** Begin GIVEN DATA **
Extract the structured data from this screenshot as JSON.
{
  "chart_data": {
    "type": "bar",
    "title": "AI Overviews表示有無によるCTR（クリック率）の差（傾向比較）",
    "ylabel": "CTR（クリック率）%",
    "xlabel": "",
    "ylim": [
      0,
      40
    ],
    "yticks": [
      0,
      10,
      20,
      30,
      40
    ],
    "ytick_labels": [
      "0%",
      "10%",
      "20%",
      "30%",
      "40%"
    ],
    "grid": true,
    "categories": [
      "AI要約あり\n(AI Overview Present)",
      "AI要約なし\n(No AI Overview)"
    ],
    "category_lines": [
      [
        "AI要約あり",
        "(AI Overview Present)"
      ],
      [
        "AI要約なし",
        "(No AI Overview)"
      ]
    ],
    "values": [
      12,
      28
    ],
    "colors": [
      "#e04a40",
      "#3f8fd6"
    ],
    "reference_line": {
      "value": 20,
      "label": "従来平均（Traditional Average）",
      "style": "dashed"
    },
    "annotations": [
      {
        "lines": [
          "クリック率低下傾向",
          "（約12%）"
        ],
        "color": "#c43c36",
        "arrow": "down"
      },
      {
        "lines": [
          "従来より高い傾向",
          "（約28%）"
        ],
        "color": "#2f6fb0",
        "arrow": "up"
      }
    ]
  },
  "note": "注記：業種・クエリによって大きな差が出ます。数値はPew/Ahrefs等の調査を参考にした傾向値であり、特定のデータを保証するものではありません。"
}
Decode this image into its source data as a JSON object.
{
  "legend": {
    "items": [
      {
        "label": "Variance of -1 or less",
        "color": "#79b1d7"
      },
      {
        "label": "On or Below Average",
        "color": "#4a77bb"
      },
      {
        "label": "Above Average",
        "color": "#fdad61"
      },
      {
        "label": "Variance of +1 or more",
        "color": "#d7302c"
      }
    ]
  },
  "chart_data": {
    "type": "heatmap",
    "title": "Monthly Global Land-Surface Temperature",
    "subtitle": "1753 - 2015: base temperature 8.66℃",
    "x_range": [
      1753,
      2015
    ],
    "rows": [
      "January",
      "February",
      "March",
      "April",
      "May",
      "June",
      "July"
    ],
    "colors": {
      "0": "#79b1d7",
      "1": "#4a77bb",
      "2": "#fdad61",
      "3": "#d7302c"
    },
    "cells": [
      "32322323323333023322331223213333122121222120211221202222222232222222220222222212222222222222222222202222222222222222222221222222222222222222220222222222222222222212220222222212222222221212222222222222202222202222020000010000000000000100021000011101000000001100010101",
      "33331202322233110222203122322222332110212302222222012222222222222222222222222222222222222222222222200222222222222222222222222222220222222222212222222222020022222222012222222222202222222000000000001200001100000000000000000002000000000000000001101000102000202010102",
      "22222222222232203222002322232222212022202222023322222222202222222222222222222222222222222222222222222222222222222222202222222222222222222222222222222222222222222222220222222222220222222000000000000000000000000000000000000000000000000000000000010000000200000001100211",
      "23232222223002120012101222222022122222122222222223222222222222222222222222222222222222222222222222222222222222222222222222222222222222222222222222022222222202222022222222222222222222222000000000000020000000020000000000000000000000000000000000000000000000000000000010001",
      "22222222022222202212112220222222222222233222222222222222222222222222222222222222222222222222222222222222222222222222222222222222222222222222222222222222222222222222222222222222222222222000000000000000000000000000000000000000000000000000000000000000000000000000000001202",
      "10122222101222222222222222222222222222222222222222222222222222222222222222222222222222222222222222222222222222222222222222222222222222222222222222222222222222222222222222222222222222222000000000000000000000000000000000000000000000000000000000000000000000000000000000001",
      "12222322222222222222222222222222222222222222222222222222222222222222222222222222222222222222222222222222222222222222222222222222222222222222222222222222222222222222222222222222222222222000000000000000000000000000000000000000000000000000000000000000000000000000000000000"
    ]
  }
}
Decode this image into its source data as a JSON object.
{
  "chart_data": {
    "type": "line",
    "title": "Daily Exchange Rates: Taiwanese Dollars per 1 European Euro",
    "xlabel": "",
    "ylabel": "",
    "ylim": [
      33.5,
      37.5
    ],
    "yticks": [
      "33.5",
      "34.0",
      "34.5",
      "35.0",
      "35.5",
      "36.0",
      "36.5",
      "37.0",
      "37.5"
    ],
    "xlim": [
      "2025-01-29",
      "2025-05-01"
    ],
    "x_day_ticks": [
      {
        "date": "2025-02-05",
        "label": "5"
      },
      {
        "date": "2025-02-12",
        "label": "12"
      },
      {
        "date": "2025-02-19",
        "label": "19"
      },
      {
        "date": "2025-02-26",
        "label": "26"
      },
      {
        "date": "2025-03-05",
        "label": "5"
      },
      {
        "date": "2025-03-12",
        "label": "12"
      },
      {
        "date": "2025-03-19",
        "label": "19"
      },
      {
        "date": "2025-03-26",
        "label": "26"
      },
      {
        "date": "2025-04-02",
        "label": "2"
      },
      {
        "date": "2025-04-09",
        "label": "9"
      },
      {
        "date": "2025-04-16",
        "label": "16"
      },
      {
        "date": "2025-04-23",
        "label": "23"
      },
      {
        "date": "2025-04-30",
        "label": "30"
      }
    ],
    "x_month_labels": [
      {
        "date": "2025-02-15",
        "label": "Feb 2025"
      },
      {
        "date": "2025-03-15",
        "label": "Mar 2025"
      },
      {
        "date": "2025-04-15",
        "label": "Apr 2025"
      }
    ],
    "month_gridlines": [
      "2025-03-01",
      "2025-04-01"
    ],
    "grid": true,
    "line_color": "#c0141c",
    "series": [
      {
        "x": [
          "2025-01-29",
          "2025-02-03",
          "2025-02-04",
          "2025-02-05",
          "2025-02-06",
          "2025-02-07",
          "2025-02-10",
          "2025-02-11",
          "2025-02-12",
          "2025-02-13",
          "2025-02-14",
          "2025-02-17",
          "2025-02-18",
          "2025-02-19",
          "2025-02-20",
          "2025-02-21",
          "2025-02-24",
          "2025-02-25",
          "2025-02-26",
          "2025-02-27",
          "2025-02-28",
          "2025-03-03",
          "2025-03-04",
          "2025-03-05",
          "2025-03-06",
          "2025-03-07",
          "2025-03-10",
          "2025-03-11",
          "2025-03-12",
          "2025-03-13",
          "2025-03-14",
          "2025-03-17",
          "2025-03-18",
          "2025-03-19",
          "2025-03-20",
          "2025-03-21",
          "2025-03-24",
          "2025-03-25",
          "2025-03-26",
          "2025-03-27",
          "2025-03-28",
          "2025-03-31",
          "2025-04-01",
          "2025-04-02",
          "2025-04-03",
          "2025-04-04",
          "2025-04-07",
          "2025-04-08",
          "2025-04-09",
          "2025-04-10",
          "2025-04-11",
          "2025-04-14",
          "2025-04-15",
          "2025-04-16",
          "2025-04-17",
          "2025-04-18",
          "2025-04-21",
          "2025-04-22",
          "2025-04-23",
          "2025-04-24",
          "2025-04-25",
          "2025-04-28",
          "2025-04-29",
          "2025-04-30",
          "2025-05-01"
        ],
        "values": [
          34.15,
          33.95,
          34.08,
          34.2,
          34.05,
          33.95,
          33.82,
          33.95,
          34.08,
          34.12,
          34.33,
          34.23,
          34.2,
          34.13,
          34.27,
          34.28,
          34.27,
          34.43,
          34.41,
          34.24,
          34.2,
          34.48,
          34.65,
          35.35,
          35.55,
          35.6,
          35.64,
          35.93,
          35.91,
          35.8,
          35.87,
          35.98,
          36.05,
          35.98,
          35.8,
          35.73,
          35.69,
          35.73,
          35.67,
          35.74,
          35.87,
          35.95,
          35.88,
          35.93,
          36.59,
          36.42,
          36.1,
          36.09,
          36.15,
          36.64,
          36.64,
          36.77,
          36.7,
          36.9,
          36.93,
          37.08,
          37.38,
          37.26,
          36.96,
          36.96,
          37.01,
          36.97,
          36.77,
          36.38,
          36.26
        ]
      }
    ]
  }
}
** End GIVEN DATA **
REQUIRED WORK: Search the records for the word "Average" and copy every line where it occurs.

TASK SOLUTION:
      "label": "従来平均（Traditional Average）",
        "label": "On or Below Average",
        "label": "Above Average",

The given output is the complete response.